## GOAL OF THE EXERCISE
Take the data that follows and retype it word for word.

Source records
——————

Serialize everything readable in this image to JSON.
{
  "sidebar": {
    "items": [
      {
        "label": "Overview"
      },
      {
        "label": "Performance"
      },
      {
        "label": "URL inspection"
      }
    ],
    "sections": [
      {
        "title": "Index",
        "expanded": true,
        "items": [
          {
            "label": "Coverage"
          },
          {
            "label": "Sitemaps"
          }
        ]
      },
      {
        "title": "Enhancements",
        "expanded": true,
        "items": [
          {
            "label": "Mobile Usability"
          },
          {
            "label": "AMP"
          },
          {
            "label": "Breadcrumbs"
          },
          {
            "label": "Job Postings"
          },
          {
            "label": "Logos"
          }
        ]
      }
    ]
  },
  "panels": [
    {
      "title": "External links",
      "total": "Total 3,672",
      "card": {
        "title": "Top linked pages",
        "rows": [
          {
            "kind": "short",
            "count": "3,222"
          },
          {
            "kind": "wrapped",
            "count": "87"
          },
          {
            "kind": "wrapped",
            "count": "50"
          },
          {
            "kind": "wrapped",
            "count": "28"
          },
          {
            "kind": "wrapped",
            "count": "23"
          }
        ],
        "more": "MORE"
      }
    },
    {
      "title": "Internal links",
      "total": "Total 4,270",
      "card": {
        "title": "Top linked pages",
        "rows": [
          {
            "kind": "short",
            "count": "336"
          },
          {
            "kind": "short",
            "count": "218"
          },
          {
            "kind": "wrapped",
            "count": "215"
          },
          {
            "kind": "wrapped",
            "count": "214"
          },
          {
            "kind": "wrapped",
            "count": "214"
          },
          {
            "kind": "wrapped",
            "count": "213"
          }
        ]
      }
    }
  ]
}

——————

## CORRECT OUTPUT
Serialize everything readable in this image to JSON.
{
  "sidebar": {
    "items": [
      {
        "label": "Overview"
      },
      {
        "label": "Performance"
      },
      {
        "label": "URL inspection"
      }
    ],
    "sections": [
      {
        "title": "Index",
        "expanded": true,
        "items": [
          {
            "label": "Coverage"
          },
          {
            "label": "Sitemaps"
          }
        ]
      },
      {
        "title": "Enhancements",
        "expanded": true,
        "items": [
          {
            "label": "Mobile Usability"
          },
          {
            "label": "AMP"
          },
          {
            "label": "Breadcrumbs"
          },
          {
            "label": "Job Postings"
          },
          {
            "label": "Logos"
          }
        ]
      }
    ]
  },
  "panels": [
    {
      "title": "External links",
      "total": "Total 3,672",
      "card": {
        "title": "Top linked pages",
        "rows": [
          {
            "kind": "short",
            "count": "3,222"
          },
          {
            "kind": "wrapped",
            "count": "87"
          },
          {
            "kind": "wrapped",
            "count": "50"
          },
          {
            "kind": "wrapped",
            "count": "28"
          },
          {
            "kind": "wrapped",
            "count": "23"
          }
        ],
        "more": "MORE"
      }
    },
    {
      "title": "Internal links",
      "total": "Total 4,270",
      "card": {
        "title": "Top linked pages",
        "rows": [
          {
            "kind": "short",
            "count": "336"
          },
          {
            "kind": "short",
            "count": "218"
          },
          {
            "kind": "wrapped",
            "count": "215"
          },
          {
            "kind": "wrapped",
            "count": "214"
          },
          {
            "kind": "wrapped",
            "count": "214"
          },
          {
            "kind": "wrapped",
            "count": "213"
          }
        ]
      }
    }
  ]
}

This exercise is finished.